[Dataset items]
---
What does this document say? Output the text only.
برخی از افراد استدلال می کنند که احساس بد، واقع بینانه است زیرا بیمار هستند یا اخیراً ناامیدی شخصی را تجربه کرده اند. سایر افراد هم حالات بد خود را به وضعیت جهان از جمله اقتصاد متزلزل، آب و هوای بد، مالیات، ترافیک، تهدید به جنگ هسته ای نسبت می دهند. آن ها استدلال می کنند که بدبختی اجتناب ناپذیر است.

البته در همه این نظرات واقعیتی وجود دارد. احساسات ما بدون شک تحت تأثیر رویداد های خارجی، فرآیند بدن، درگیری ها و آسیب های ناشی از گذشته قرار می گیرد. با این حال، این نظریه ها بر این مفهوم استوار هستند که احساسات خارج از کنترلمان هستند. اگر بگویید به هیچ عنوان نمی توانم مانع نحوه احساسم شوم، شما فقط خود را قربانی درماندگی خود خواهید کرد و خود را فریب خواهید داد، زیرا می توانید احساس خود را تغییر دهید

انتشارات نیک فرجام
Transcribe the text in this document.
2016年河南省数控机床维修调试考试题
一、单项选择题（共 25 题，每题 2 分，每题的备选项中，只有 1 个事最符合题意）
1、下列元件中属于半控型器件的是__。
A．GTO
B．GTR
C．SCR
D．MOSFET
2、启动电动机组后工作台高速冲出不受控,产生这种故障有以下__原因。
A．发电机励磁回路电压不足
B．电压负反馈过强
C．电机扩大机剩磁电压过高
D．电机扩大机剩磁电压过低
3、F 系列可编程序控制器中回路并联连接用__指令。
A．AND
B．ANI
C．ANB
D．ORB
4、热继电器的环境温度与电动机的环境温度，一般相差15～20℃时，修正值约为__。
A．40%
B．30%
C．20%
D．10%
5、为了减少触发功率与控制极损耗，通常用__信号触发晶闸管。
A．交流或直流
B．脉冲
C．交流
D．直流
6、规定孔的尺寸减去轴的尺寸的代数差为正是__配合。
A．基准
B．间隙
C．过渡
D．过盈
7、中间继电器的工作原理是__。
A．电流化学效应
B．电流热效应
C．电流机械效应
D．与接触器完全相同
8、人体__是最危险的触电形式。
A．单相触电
---
### Directive
In the entries above, identify every line with the string "زیرا".

### The output
برخی از افراد استدلال می کنند که احساس بد، واقع بینانه است زیرا بیمار هستند یا اخیراً ناامیدی شخصی را تجربه کرده اند. سایر افراد هم حالات بد خود را به وضعیت جهان از جمله اقتصاد متزلزل، آب و هوای بد، مالیات، ترافیک، تهدید به جنگ هسته ای نسبت می دهند. آن ها استدلال می کنند که بدبختی اجتناب ناپذیر است.
البته در همه این نظرات واقعیتی وجود دارد. احساسات ما بدون شک تحت تأثیر رویداد های خارجی، فرآیند بدن، درگیری ها و آسیب های ناشی از گذشته قرار می گیرد. با این حال، این نظریه ها بر این مفهوم استوار هستند که احساسات خارج از کنترلمان هستند. اگر بگویید به هیچ عنوان نمی توانم مانع نحوه احساسم شوم، شما فقط خود را قربانی درماندگی خود خواهید کرد و خود را فریب خواهید داد، زیرا می توانید احساس خود را تغییر دهید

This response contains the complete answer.